- INSTRUCTIONS TO FOLLOW: Write out the whole listing again, exactly as given.

- GIVEN RECORDS:
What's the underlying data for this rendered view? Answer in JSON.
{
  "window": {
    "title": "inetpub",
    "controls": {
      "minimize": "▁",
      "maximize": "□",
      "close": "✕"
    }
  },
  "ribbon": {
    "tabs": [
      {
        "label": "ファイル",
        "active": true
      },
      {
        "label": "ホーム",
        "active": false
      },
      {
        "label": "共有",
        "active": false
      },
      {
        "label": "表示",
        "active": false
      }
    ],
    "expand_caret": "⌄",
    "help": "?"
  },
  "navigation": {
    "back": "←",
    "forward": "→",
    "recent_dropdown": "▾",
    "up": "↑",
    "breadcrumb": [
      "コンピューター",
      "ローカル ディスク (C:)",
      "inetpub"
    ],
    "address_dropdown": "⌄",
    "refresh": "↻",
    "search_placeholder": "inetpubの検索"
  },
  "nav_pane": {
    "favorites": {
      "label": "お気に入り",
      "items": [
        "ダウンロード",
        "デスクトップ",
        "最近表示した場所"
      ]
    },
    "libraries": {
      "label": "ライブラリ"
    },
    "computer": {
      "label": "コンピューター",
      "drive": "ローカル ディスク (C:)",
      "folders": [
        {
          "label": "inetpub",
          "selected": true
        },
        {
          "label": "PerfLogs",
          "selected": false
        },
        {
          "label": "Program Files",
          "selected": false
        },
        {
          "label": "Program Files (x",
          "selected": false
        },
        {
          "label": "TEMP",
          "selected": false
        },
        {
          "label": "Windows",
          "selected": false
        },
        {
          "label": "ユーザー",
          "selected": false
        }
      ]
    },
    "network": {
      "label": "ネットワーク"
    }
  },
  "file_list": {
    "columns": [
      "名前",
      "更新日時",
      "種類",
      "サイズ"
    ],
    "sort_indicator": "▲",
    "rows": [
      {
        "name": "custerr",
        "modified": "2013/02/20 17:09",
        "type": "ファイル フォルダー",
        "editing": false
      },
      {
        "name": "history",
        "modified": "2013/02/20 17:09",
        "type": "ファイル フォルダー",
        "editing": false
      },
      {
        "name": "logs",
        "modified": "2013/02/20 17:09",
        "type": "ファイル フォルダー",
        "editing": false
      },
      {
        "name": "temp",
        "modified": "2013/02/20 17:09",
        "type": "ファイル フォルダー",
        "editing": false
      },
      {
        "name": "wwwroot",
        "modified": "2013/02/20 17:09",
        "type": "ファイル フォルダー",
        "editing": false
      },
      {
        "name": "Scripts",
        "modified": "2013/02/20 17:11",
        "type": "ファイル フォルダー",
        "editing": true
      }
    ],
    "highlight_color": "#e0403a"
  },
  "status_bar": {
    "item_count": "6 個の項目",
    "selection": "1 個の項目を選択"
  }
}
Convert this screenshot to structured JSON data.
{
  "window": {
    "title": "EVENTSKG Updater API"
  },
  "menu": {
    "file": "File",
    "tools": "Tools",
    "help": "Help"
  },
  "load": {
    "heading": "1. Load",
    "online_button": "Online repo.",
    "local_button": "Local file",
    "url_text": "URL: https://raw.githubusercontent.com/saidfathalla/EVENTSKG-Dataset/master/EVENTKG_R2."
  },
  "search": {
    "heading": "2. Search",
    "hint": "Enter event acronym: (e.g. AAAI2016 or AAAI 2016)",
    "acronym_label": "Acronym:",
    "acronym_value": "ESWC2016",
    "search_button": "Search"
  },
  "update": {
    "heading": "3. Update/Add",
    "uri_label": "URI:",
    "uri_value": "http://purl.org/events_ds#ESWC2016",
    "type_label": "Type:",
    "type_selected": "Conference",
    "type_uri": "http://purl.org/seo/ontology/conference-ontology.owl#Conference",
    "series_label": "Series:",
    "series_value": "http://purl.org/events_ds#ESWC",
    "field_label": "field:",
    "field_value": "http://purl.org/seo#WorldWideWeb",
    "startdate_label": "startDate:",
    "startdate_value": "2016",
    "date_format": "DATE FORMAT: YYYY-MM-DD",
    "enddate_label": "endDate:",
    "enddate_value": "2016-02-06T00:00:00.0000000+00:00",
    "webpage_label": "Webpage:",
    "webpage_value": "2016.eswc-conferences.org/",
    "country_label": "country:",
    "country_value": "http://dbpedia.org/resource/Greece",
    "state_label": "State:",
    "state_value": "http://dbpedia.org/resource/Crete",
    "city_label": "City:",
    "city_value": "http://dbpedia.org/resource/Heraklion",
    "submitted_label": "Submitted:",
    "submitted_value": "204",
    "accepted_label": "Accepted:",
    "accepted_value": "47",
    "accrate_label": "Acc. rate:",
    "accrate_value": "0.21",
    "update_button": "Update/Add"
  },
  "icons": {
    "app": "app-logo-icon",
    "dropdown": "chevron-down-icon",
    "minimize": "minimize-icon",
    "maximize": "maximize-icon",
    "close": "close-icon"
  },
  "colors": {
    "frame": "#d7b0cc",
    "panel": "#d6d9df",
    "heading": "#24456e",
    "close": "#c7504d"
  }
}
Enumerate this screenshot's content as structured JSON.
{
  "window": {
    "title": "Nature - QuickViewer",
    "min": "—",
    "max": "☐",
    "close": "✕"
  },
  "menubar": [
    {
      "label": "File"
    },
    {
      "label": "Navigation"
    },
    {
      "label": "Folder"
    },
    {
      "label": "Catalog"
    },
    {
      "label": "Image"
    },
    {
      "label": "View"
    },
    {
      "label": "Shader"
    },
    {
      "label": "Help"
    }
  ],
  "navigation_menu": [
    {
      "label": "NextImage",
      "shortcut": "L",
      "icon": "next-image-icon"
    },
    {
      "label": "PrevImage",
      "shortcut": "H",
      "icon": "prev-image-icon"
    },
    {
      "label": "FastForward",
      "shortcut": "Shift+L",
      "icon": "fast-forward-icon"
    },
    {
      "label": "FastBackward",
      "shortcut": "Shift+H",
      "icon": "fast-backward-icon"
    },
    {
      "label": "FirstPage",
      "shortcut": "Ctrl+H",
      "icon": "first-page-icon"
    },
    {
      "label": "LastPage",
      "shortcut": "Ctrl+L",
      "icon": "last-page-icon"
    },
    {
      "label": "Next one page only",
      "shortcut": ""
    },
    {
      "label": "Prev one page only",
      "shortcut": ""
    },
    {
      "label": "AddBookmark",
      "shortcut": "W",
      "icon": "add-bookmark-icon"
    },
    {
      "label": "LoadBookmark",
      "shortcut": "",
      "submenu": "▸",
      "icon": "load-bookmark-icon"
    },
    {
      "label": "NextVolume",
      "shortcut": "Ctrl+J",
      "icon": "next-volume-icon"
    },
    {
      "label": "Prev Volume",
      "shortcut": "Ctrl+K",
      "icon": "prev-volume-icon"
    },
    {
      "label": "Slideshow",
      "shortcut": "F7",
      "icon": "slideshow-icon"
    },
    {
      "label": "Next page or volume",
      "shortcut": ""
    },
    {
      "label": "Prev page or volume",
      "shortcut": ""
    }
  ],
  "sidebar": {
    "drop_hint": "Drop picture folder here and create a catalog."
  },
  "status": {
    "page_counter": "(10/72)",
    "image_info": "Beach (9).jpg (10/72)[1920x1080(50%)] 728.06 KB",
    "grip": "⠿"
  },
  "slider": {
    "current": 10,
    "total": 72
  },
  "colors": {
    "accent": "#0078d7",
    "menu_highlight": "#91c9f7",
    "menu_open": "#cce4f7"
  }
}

- EXERCISE OUTPUT:
What's the underlying data for this rendered view? Answer in JSON.
{
  "window": {
    "title": "inetpub",
    "controls": {
      "minimize": "▁",
      "maximize": "□",
      "close": "✕"
    }
  },
  "ribbon": {
    "tabs": [
      {
        "label": "ファイル",
        "active": true
      },
      {
        "label": "ホーム",
        "active": false
      },
      {
        "label": "共有",
        "active": false
      },
      {
        "label": "表示",
        "active": false
      }
    ],
    "expand_caret": "⌄",
    "help": "?"
  },
  "navigation": {
    "back": "←",
    "forward": "→",
    "recent_dropdown": "▾",
    "up": "↑",
    "breadcrumb": [
      "コンピューター",
      "ローカル ディスク (C:)",
      "inetpub"
    ],
    "address_dropdown": "⌄",
    "refresh": "↻",
    "search_placeholder": "inetpubの検索"
  },
  "nav_pane": {
    "favorites": {
      "label": "お気に入り",
      "items": [
        "ダウンロード",
        "デスクトップ",
        "最近表示した場所"
      ]
    },
    "libraries": {
      "label": "ライブラリ"
    },
    "computer": {
      "label": "コンピューター",
      "drive": "ローカル ディスク (C:)",
      "folders": [
        {
          "label": "inetpub",
          "selected": true
        },
        {
          "label": "PerfLogs",
          "selected": false
        },
        {
          "label": "Program Files",
          "selected": false
        },
        {
          "label": "Program Files (x",
          "selected": false
        },
        {
          "label": "TEMP",
          "selected": false
        },
        {
          "label": "Windows",
          "selected": false
        },
        {
          "label": "ユーザー",
          "selected": false
        }
      ]
    },
    "network": {
      "label": "ネットワーク"
    }
  },
  "file_list": {
    "columns": [
      "名前",
      "更新日時",
      "種類",
      "サイズ"
    ],
    "sort_indicator": "▲",
    "rows": [
      {
        "name": "custerr",
        "modified": "2013/02/20 17:09",
        "type": "ファイル フォルダー",
        "editing": false
      },
      {
        "name": "history",
        "modified": "2013/02/20 17:09",
        "type": "ファイル フォルダー",
        "editing": false
      },
      {
        "name": "logs",
        "modified": "2013/02/20 17:09",
        "type": "ファイル フォルダー",
        "editing": false
      },
      {
        "name": "temp",
        "modified": "2013/02/20 17:09",
        "type": "ファイル フォルダー",
        "editing": false
      },
      {
        "name": "wwwroot",
        "modified": "2013/02/20 17:09",
        "type": "ファイル フォルダー",
        "editing": false
      },
      {
        "name": "Scripts",
        "modified": "2013/02/20 17:11",
        "type": "ファイル フォルダー",
        "editing": true
      }
    ],
    "highlight_color": "#e0403a"
  },
  "status_bar": {
    "item_count": "6 個の項目",
    "selection": "1 個の項目を選択"
  }
}
Convert this screenshot to structured JSON data.
{
  "window": {
    "title": "EVENTSKG Updater API"
  },
  "menu": {
    "file": "File",
    "tools": "Tools",
    "help": "Help"
  },
  "load": {
    "heading": "1. Load",
    "online_button": "Online repo.",
    "local_button": "Local file",
    "url_text": "URL: https://raw.githubusercontent.com/saidfathalla/EVENTSKG-Dataset/master/EVENTKG_R2."
  },
  "search": {
    "heading": "2. Search",
    "hint": "Enter event acronym: (e.g. AAAI2016 or AAAI 2016)",
    "acronym_label": "Acronym:",
    "acronym_value": "ESWC2016",
    "search_button": "Search"
  },
  "update": {
    "heading": "3. Update/Add",
    "uri_label": "URI:",
    "uri_value": "http://purl.org/events_ds#ESWC2016",
    "type_label": "Type:",
    "type_selected": "Conference",
    "type_uri": "http://purl.org/seo/ontology/conference-ontology.owl#Conference",
    "series_label": "Series:",
    "series_value": "http://purl.org/events_ds#ESWC",
    "field_label": "field:",
    "field_value": "http://purl.org/seo#WorldWideWeb",
    "startdate_label": "startDate:",
    "startdate_value": "2016",
    "date_format": "DATE FORMAT: YYYY-MM-DD",
    "enddate_label": "endDate:",
    "enddate_value": "2016-02-06T00:00:00.0000000+00:00",
    "webpage_label": "Webpage:",
    "webpage_value": "2016.eswc-conferences.org/",
    "country_label": "country:",
    "country_value": "http://dbpedia.org/resource/Greece",
    "state_label": "State:",
    "state_value": "http://dbpedia.org/resource/Crete",
    "city_label": "City:",
    "city_value": "http://dbpedia.org/resource/Heraklion",
    "submitted_label": "Submitted:",
    "submitted_value": "204",
    "accepted_label": "Accepted:",
    "accepted_value": "47",
    "accrate_label": "Acc. rate:",
    "accrate_value": "0.21",
    "update_button": "Update/Add"
  },
  "icons": {
    "app": "app-logo-icon",
    "dropdown": "chevron-down-icon",
    "minimize": "minimize-icon",
    "maximize": "maximize-icon",
    "close": "close-icon"
  },
  "colors": {
    "frame": "#d7b0cc",
    "panel": "#d6d9df",
    "heading": "#24456e",
    "close": "#c7504d"
  }
}
Enumerate this screenshot's content as structured JSON.
{
  "window": {
    "title": "Nature - QuickViewer",
    "min": "—",
    "max": "☐",
    "close": "✕"
  },
  "menubar": [
    {
      "label": "File"
    },
    {
      "label": "Navigation"
    },
    {
      "label": "Folder"
    },
    {
      "label": "Catalog"
    },
    {
      "label": "Image"
    },
    {
      "label": "View"
    },
    {
      "label": "Shader"
    },
    {
      "label": "Help"
    }
  ],
  "navigation_menu": [
    {
      "label": "NextImage",
      "shortcut": "L",
      "icon": "next-image-icon"
    },
    {
      "label": "PrevImage",
      "shortcut": "H",
      "icon": "prev-image-icon"
    },
    {
      "label": "FastForward",
      "shortcut": "Shift+L",
      "icon": "fast-forward-icon"
    },
    {
      "label": "FastBackward",
      "shortcut": "Shift+H",
      "icon": "fast-backward-icon"
    },
    {
      "label": "FirstPage",
      "shortcut": "Ctrl+H",
      "icon": "first-page-icon"
    },
    {
      "label": "LastPage",
      "shortcut": "Ctrl+L",
      "icon": "last-page-icon"
    },
    {
      "label": "Next one page only",
      "shortcut": ""
    },
    {
      "label": "Prev one page only",
      "shortcut": ""
    },
    {
      "label": "AddBookmark",
      "shortcut": "W",
      "icon": "add-bookmark-icon"
    },
    {
      "label": "LoadBookmark",
      "shortcut": "",
      "submenu": "▸",
      "icon": "load-bookmark-icon"
    },
    {
      "label": "NextVolume",
      "shortcut": "Ctrl+J",
      "icon": "next-volume-icon"
    },
    {
      "label": "Prev Volume",
      "shortcut": "Ctrl+K",
      "icon": "prev-volume-icon"
    },
    {
      "label": "Slideshow",
      "shortcut": "F7",
      "icon": "slideshow-icon"
    },
    {
      "label": "Next page or volume",
      "shortcut": ""
    },
    {
      "label": "Prev page or volume",
      "shortcut": ""
    }
  ],
  "sidebar": {
    "drop_hint": "Drop picture folder here and create a catalog."
  },
  "status": {
    "page_counter": "(10/72)",
    "image_info": "Beach (9).jpg (10/72)[1920x1080(50%)] 728.06 KB",
    "grip": "⠿"
  },
  "slider": {
    "current": 10,
    "total": 72
  },
  "colors": {
    "accent": "#0078d7",
    "menu_highlight": "#91c9f7",
    "menu_open": "#cce4f7"
  }
}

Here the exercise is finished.